* Activity *
Output all of the listing, leaving every line exactly as written.

>>>

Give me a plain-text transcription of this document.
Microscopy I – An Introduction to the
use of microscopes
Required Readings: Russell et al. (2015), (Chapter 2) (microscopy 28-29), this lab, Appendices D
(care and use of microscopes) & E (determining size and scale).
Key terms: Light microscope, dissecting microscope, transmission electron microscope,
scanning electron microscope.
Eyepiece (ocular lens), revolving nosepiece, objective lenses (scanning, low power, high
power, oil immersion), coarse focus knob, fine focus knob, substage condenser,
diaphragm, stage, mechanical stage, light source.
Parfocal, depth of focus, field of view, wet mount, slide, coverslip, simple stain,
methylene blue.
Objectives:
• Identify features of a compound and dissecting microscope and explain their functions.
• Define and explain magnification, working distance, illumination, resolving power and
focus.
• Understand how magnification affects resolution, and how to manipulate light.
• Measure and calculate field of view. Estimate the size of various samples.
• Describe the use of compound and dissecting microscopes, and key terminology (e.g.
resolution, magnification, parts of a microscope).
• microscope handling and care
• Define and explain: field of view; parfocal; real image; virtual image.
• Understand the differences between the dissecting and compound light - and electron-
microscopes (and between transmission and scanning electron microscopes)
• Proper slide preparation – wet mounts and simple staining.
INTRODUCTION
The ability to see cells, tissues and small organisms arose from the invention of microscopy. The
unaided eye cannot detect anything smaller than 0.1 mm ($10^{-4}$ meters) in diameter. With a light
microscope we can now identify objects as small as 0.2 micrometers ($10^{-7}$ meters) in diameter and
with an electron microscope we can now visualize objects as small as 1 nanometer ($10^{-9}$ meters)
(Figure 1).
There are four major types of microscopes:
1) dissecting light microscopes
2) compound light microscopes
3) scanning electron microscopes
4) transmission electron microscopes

<<<

* Completed exercise *
Give me a plain-text transcription of this document.
Microscopy I – An Introduction to the
use of microscopes
Required Readings: Russell et al. (2015), (Chapter 2) (microscopy 28-29), this lab, Appendices D
(care and use of microscopes) & E (determining size and scale).
Key terms: Light microscope, dissecting microscope, transmission electron microscope,
scanning electron microscope.
Eyepiece (ocular lens), revolving nosepiece, objective lenses (scanning, low power, high
power, oil immersion), coarse focus knob, fine focus knob, substage condenser,
diaphragm, stage, mechanical stage, light source.
Parfocal, depth of focus, field of view, wet mount, slide, coverslip, simple stain,
methylene blue.
Objectives:
• Identify features of a compound and dissecting microscope and explain their functions.
• Define and explain magnification, working distance, illumination, resolving power and
focus.
• Understand how magnification affects resolution, and how to manipulate light.
• Measure and calculate field of view. Estimate the size of various samples.
• Describe the use of compound and dissecting microscopes, and key terminology (e.g.
resolution, magnification, parts of a microscope).
• microscope handling and care
• Define and explain: field of view; parfocal; real image; virtual image.
• Understand the differences between the dissecting and compound light - and electron-
microscopes (and between transmission and scanning electron microscopes)
• Proper slide preparation – wet mounts and simple staining.
INTRODUCTION
The ability to see cells, tissues and small organisms arose from the invention of microscopy. The
unaided eye cannot detect anything smaller than 0.1 mm ($10^{-4}$ meters) in diameter. With a light
microscope we can now identify objects as small as 0.2 micrometers ($10^{-7}$ meters) in diameter and
with an electron microscope we can now visualize objects as small as 1 nanometer ($10^{-9}$ meters)
(Figure 1).
There are four major types of microscopes:
1) dissecting light microscopes
2) compound light microscopes
3) scanning electron microscopes
4) transmission electron microscopes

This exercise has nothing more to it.